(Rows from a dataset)
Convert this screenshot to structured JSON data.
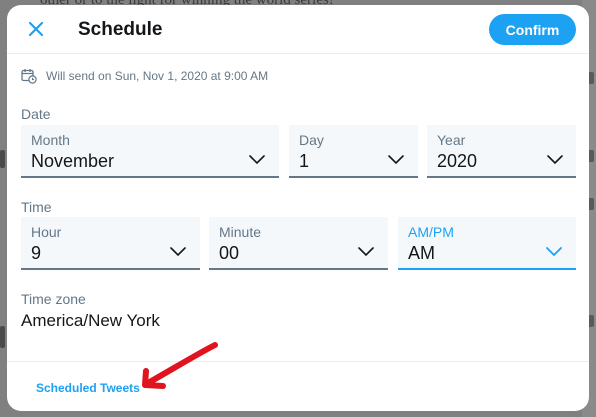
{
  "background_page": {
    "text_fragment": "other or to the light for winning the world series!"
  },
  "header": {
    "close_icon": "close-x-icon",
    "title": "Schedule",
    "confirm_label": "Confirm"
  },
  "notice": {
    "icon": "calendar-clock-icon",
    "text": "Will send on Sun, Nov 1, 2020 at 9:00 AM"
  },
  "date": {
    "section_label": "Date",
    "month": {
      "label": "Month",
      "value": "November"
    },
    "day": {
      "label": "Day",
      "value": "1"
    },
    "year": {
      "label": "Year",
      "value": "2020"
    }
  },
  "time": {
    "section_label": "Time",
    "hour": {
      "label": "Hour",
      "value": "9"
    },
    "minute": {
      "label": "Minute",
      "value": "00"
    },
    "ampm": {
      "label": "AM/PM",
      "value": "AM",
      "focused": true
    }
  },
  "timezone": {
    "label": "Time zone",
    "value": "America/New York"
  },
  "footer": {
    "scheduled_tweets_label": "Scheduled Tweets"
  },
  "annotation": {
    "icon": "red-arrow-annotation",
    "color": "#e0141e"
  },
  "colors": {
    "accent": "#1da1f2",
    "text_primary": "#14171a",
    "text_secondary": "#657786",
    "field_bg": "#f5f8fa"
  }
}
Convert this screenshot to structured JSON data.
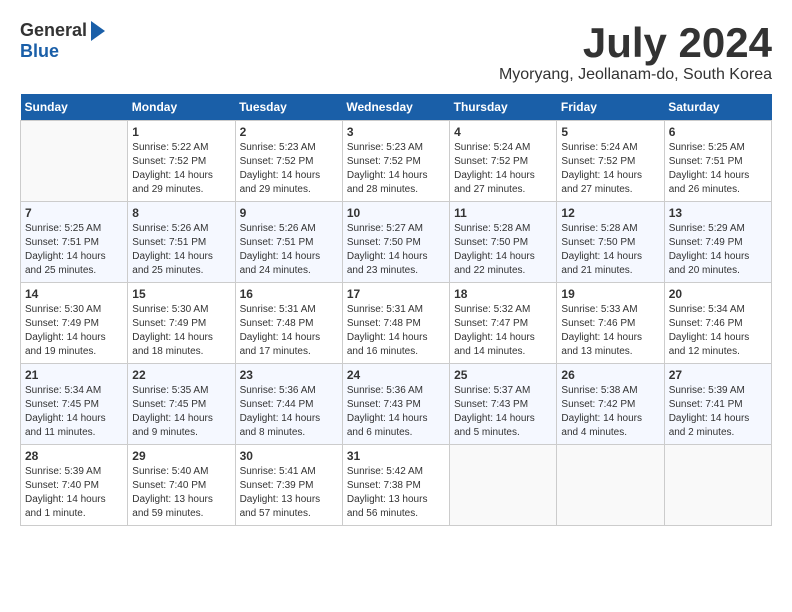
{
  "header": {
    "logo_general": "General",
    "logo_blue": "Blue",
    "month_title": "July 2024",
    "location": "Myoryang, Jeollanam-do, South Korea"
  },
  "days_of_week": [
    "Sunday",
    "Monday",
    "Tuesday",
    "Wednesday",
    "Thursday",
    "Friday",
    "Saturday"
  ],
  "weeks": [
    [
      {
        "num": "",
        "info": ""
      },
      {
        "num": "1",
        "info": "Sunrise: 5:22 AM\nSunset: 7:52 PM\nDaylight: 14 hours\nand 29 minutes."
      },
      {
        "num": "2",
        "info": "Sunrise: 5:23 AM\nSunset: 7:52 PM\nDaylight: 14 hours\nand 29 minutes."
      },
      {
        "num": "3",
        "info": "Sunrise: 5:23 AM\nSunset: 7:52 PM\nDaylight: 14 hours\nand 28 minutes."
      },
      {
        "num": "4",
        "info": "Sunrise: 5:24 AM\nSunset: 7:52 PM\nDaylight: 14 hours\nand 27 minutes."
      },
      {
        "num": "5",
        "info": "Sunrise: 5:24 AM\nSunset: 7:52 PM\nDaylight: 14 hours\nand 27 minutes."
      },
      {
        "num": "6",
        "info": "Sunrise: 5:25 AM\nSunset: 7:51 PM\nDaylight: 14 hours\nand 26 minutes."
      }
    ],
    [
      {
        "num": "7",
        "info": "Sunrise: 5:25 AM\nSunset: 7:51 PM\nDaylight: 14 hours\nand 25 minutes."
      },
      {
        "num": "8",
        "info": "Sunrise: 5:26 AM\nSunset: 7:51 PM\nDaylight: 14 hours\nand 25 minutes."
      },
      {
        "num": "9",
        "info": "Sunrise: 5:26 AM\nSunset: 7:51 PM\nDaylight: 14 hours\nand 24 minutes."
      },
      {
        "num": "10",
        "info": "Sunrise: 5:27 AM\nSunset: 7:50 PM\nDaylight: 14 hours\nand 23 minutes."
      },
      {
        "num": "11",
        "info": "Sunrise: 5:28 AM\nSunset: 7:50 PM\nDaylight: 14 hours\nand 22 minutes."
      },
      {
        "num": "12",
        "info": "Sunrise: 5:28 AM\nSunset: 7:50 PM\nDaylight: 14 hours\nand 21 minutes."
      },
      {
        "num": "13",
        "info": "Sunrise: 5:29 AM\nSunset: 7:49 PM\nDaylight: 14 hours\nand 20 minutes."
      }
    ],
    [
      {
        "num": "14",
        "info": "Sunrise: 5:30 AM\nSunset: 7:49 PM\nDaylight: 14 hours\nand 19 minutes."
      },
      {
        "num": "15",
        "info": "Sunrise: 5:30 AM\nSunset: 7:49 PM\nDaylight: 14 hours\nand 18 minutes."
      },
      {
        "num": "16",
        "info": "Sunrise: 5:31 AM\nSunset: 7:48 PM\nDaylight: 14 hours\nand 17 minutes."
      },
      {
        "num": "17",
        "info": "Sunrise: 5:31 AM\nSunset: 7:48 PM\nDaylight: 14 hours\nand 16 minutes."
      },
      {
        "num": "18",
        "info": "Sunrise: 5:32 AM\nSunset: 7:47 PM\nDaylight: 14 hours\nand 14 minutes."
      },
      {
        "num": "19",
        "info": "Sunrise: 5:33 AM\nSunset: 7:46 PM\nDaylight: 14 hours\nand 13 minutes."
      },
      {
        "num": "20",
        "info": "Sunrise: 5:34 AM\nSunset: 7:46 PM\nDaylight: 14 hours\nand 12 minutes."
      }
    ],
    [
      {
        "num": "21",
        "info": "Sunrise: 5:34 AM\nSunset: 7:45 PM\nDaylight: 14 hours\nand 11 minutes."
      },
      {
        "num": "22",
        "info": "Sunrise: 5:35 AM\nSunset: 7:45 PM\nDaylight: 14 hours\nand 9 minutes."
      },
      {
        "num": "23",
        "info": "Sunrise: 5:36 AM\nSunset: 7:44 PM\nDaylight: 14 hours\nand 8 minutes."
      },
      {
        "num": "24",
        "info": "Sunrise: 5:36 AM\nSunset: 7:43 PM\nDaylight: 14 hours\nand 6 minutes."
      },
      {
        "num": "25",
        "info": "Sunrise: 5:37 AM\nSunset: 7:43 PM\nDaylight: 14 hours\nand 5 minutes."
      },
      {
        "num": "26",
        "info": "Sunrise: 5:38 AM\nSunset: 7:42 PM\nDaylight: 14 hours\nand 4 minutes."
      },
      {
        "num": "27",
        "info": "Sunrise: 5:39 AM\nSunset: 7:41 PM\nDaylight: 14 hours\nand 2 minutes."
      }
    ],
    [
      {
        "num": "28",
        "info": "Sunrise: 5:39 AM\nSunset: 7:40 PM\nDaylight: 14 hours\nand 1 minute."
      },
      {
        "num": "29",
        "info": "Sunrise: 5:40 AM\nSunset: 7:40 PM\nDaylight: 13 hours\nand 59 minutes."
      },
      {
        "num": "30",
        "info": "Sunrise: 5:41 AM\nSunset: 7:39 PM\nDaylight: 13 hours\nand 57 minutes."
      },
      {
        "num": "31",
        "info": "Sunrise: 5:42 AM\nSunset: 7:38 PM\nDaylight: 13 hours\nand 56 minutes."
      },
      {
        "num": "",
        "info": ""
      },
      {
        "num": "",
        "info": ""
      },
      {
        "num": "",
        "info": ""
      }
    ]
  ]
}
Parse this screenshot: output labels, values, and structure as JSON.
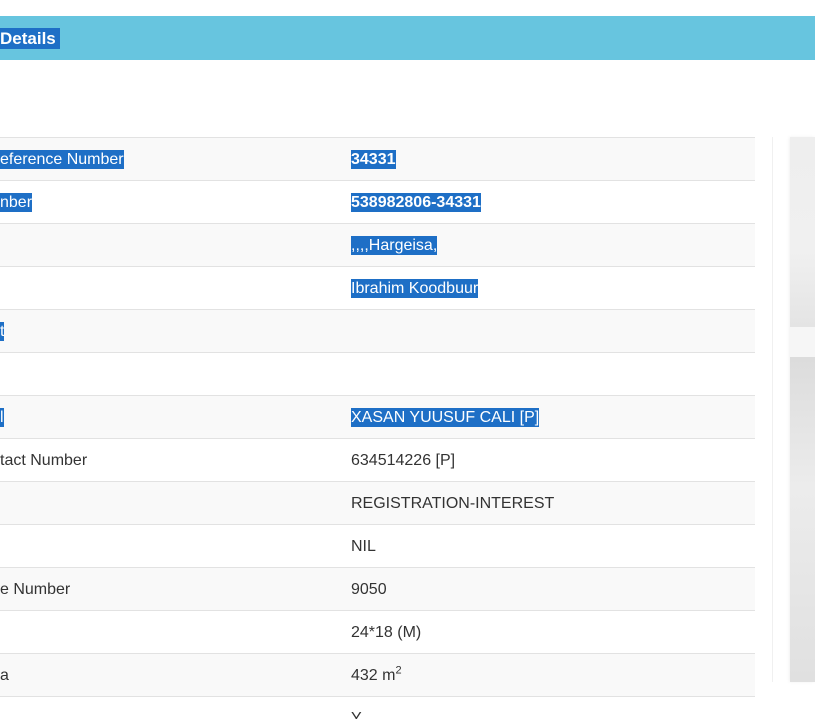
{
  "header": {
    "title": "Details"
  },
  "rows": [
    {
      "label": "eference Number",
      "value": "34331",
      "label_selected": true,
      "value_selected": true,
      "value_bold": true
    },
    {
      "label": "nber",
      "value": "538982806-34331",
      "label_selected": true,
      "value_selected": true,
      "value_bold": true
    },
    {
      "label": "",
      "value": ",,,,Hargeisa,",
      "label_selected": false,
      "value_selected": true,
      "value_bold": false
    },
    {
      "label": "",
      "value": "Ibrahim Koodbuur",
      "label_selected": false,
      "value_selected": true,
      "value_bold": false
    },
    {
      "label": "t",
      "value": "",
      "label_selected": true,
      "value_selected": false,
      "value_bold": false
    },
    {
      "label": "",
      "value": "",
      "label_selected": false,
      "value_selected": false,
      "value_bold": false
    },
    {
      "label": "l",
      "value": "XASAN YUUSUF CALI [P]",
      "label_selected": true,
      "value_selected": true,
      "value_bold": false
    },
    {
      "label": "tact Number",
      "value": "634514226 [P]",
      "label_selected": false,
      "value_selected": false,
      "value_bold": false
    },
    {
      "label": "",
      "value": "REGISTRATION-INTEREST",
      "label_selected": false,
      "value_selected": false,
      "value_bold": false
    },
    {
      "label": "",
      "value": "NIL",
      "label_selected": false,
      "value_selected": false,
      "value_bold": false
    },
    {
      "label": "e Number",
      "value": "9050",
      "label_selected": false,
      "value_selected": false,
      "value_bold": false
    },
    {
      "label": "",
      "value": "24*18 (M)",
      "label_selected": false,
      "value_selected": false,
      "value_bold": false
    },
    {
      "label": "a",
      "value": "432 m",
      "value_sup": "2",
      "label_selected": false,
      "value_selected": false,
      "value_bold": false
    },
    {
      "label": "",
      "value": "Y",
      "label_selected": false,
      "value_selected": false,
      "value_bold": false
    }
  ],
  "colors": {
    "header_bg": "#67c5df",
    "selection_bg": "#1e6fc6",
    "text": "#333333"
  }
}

| What is being asked |
Provide only the count of lines in the material above that hold the word "icon".

| Correct result |
3